-- start Information provided --
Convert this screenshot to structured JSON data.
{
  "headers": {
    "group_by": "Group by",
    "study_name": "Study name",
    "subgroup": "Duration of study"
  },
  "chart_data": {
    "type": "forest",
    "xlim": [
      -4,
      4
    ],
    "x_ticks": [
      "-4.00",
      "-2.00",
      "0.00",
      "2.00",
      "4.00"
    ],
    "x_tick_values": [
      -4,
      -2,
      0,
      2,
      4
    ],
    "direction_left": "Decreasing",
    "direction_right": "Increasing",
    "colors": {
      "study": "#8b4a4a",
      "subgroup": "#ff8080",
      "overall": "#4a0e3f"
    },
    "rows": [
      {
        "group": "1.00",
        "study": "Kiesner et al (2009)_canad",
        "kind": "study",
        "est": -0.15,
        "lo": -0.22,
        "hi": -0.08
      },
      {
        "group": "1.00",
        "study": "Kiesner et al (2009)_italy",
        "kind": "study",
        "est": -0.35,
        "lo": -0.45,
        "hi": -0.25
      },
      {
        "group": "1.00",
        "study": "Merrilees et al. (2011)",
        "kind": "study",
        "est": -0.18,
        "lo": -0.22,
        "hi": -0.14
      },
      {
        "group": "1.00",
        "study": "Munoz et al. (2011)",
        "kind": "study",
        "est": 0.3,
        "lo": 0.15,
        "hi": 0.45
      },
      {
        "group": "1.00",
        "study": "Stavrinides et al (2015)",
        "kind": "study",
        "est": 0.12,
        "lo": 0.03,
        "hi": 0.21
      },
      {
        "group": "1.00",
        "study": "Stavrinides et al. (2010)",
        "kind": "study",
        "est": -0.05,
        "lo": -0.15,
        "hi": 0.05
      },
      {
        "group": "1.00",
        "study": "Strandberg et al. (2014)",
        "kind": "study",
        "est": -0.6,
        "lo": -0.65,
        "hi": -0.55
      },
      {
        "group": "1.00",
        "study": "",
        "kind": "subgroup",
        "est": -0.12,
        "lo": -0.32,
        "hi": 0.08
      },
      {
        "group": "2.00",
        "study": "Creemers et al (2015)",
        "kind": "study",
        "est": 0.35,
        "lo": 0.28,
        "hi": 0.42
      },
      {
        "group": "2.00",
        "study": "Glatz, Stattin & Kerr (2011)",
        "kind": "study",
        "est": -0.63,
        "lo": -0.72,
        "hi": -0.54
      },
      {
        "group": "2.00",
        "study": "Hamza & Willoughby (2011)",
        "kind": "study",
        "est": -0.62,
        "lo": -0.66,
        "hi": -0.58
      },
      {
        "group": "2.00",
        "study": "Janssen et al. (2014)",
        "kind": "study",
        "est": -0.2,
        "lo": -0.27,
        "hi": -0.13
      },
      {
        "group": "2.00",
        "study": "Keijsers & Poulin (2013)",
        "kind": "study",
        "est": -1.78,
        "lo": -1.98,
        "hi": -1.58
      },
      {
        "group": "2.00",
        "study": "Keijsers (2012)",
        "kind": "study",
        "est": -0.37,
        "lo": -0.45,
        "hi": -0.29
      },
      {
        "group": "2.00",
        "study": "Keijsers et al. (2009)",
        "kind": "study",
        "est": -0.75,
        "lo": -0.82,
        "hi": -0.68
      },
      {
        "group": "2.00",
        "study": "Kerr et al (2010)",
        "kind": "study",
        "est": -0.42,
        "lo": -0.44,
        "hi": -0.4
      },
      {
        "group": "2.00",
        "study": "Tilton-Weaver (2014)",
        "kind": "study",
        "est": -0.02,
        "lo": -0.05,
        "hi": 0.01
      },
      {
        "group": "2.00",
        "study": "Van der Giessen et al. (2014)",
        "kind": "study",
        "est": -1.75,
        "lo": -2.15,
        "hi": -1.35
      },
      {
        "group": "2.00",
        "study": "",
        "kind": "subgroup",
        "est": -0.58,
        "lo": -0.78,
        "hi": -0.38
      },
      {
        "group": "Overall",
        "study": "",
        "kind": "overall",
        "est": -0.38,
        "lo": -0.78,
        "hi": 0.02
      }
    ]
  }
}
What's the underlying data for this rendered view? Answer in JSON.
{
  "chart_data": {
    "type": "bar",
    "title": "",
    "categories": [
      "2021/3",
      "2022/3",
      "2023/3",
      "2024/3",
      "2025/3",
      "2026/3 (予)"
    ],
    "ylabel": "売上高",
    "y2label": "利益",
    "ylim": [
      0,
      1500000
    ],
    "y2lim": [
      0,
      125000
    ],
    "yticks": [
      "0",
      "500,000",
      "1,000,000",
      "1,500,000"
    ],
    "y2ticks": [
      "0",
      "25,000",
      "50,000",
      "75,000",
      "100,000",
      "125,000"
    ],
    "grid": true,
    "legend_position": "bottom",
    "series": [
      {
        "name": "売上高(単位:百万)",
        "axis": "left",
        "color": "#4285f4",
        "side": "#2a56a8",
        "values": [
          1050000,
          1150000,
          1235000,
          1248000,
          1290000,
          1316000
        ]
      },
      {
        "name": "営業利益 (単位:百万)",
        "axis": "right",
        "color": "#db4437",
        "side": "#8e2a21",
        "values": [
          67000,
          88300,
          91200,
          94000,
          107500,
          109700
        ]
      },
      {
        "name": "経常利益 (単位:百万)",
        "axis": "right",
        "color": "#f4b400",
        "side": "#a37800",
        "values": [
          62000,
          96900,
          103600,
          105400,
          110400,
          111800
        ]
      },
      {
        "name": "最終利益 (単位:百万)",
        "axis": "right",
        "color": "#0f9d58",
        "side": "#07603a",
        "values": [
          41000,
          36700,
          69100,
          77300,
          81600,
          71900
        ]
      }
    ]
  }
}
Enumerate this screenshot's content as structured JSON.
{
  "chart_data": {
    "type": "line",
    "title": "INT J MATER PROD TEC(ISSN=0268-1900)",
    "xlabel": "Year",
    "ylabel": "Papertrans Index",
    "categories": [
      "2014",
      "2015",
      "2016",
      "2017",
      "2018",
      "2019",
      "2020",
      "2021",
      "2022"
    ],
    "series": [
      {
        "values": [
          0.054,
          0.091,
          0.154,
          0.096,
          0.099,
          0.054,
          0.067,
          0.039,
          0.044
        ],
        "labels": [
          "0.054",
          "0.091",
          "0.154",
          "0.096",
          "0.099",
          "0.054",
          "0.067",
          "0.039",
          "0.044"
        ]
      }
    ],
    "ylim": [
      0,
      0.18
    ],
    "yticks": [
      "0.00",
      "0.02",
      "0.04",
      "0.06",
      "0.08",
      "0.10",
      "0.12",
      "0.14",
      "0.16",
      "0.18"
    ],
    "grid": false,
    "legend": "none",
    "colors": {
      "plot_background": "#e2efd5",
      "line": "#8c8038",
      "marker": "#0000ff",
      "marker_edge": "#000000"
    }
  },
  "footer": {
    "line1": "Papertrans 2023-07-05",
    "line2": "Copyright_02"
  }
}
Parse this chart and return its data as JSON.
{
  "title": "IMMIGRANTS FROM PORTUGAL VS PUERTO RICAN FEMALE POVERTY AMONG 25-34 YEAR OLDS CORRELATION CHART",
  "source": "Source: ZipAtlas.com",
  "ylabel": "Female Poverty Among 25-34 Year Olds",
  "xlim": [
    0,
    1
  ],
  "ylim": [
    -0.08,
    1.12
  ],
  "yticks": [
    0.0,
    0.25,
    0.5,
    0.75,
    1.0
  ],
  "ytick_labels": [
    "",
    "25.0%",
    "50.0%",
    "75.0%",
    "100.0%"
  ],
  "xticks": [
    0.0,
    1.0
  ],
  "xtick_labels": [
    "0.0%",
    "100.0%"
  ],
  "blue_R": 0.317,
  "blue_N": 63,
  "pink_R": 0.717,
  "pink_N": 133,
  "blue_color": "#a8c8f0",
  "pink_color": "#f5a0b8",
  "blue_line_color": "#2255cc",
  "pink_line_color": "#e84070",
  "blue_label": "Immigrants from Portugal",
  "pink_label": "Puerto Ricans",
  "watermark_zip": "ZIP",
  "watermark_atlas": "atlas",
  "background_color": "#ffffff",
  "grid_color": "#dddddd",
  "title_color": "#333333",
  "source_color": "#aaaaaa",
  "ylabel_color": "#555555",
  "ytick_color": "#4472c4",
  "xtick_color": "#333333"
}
-- end Information provided --
Work required →
Scan the material line by line and report each one that contains "this".

The completed task →
Convert this screenshot to structured JSON data.
What's the underlying data for this rendered view? Answer in JSON.
Enumerate this screenshot's content as structured JSON.
Parse this chart and return its data as JSON.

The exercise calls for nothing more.